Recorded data
▼

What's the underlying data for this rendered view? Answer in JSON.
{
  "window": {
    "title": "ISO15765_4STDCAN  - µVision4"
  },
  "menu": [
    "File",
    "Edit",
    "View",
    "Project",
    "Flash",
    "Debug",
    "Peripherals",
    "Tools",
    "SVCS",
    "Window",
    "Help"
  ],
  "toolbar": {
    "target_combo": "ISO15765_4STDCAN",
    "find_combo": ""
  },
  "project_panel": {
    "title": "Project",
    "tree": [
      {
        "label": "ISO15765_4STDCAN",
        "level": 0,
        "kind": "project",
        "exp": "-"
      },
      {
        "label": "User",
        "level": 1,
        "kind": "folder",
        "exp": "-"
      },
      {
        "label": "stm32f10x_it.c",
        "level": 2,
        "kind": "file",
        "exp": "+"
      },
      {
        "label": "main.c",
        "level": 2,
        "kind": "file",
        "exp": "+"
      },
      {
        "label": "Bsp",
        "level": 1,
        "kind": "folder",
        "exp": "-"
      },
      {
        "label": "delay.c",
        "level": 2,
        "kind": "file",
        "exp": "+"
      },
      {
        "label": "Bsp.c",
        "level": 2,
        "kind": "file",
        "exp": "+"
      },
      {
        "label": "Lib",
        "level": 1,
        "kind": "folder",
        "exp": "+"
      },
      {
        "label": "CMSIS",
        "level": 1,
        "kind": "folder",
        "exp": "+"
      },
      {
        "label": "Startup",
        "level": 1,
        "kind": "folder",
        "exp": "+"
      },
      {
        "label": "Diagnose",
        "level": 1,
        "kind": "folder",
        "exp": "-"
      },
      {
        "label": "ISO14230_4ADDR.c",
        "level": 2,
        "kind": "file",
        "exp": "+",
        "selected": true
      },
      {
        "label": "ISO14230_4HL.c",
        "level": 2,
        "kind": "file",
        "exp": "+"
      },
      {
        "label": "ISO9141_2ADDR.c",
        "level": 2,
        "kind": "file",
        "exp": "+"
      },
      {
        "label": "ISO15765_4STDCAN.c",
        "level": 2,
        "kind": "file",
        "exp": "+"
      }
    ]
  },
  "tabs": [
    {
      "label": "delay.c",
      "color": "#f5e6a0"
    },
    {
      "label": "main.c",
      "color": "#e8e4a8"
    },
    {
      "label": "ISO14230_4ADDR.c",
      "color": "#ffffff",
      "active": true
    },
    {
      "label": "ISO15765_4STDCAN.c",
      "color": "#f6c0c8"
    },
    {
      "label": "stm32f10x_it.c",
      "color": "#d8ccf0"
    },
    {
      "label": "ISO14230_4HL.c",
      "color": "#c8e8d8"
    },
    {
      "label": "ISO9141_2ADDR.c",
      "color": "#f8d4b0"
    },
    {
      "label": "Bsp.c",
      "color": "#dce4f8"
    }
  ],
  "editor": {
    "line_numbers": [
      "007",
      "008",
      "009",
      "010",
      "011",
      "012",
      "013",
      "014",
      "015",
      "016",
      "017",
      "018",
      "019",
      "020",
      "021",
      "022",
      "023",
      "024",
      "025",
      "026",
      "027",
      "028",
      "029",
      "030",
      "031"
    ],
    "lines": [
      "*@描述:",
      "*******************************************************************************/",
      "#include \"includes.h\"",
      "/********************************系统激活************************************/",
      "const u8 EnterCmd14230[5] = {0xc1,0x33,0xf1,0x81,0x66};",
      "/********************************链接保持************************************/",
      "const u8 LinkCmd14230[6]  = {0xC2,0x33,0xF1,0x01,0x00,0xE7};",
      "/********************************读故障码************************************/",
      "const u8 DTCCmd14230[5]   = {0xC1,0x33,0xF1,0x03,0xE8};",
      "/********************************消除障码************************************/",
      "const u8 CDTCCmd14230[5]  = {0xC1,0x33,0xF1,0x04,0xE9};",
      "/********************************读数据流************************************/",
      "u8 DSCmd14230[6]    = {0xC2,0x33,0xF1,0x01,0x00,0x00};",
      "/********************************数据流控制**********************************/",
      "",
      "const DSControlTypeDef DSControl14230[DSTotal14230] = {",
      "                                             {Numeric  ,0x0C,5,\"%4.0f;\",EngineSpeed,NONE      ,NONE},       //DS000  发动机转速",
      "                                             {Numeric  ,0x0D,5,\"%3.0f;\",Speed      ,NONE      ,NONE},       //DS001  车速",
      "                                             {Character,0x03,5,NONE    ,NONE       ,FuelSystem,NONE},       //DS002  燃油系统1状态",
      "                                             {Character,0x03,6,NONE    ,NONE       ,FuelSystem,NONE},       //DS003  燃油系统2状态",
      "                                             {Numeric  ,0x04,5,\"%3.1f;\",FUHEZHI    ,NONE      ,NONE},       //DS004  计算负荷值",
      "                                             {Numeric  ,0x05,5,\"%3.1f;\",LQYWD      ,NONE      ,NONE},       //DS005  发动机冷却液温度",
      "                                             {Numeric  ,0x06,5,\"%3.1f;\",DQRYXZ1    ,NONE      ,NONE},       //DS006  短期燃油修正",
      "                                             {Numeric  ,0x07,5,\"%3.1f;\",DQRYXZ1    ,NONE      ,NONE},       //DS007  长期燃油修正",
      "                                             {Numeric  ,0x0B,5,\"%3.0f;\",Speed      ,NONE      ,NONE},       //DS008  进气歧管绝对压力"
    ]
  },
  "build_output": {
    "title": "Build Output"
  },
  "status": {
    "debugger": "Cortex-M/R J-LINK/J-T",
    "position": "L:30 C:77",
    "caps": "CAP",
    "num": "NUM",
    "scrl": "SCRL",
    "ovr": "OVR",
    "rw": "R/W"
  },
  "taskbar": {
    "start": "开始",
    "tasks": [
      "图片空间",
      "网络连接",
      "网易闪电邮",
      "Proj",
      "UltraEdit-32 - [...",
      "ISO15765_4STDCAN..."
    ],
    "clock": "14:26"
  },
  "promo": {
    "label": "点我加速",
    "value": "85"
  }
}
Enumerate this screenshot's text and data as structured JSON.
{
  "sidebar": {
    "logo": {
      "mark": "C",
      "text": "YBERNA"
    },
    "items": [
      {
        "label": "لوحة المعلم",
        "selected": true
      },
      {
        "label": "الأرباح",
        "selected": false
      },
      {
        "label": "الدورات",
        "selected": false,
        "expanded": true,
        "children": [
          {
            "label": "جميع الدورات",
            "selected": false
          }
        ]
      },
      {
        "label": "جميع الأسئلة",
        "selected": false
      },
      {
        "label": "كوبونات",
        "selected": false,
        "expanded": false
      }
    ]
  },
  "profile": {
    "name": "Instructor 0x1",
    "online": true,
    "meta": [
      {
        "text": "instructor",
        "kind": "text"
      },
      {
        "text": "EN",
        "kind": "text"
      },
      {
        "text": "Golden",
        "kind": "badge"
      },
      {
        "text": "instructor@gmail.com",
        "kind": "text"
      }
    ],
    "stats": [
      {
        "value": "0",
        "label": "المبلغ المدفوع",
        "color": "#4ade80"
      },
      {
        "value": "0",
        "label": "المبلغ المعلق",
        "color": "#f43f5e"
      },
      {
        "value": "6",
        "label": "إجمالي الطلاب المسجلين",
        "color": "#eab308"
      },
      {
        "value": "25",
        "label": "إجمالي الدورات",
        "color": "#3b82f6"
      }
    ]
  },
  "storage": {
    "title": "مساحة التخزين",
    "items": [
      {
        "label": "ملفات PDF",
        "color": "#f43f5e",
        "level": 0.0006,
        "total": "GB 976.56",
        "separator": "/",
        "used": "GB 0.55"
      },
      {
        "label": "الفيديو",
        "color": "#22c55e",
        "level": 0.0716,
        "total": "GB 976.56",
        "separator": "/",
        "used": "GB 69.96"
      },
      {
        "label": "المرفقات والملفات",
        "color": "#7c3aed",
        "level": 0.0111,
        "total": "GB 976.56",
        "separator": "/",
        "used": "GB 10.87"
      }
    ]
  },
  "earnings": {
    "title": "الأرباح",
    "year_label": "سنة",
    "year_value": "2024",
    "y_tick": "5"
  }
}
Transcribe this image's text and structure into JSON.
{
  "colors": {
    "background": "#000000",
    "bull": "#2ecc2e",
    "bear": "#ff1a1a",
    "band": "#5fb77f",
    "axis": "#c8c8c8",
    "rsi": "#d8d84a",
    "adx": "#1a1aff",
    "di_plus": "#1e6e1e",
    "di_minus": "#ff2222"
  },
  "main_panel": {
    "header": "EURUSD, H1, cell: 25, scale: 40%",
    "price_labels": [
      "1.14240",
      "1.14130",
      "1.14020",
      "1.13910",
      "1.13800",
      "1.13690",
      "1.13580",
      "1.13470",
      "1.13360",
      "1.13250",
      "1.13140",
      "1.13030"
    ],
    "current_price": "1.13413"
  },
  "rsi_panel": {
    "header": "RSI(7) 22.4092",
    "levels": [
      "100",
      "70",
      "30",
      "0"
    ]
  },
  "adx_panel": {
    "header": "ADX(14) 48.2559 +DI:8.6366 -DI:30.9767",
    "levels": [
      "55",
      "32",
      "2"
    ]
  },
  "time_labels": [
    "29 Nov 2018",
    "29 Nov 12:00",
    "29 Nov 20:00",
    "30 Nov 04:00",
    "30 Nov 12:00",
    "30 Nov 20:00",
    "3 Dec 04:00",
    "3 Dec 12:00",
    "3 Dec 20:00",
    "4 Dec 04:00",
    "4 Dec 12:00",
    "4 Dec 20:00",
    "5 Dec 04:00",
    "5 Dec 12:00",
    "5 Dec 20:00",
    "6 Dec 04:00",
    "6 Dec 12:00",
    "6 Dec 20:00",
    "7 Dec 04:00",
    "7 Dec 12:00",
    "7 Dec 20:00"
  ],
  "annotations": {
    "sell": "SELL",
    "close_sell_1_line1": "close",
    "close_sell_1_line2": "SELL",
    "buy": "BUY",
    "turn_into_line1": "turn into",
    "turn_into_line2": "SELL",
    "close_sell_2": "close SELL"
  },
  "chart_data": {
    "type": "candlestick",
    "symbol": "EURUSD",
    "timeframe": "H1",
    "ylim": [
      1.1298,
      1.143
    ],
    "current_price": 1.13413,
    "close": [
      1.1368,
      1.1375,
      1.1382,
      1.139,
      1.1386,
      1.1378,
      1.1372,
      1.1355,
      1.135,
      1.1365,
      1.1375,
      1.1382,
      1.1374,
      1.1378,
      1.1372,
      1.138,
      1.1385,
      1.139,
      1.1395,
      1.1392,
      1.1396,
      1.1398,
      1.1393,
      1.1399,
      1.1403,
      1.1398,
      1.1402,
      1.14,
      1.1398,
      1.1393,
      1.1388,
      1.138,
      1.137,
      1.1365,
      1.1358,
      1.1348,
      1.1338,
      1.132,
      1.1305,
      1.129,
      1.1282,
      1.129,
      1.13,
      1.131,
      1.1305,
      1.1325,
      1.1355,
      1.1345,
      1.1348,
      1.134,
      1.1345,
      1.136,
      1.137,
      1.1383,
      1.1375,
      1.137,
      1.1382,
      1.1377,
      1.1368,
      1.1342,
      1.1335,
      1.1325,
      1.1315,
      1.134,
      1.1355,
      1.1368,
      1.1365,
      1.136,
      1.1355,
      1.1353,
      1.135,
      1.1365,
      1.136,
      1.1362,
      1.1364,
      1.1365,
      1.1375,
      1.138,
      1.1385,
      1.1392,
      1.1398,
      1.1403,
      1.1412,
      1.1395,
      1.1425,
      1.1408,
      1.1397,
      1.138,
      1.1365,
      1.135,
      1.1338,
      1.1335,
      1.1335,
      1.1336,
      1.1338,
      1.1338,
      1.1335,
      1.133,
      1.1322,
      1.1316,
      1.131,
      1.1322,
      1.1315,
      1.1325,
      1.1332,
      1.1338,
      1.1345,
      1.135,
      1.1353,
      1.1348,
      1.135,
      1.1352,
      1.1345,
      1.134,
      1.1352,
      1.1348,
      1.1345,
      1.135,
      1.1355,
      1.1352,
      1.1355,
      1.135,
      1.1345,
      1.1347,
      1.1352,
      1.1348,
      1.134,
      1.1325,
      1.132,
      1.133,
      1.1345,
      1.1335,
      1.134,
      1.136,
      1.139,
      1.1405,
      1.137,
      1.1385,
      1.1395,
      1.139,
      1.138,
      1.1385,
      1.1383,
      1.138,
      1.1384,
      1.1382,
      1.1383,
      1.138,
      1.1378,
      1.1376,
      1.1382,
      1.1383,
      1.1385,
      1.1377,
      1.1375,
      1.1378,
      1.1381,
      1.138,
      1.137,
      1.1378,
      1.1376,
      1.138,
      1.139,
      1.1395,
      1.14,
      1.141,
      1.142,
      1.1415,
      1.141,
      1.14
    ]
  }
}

▲

**WHAT THIS TASK INVOLVES**
Show the lines from the data above that contain the string "title".

**EXERCISE SOLUTION**
    "title": "ISO15765_4STDCAN  - µVision4"
    "title": "Project",
    "title": "Build Output"
    "title": "مساحة التخزين",
    "title": "الأرباح",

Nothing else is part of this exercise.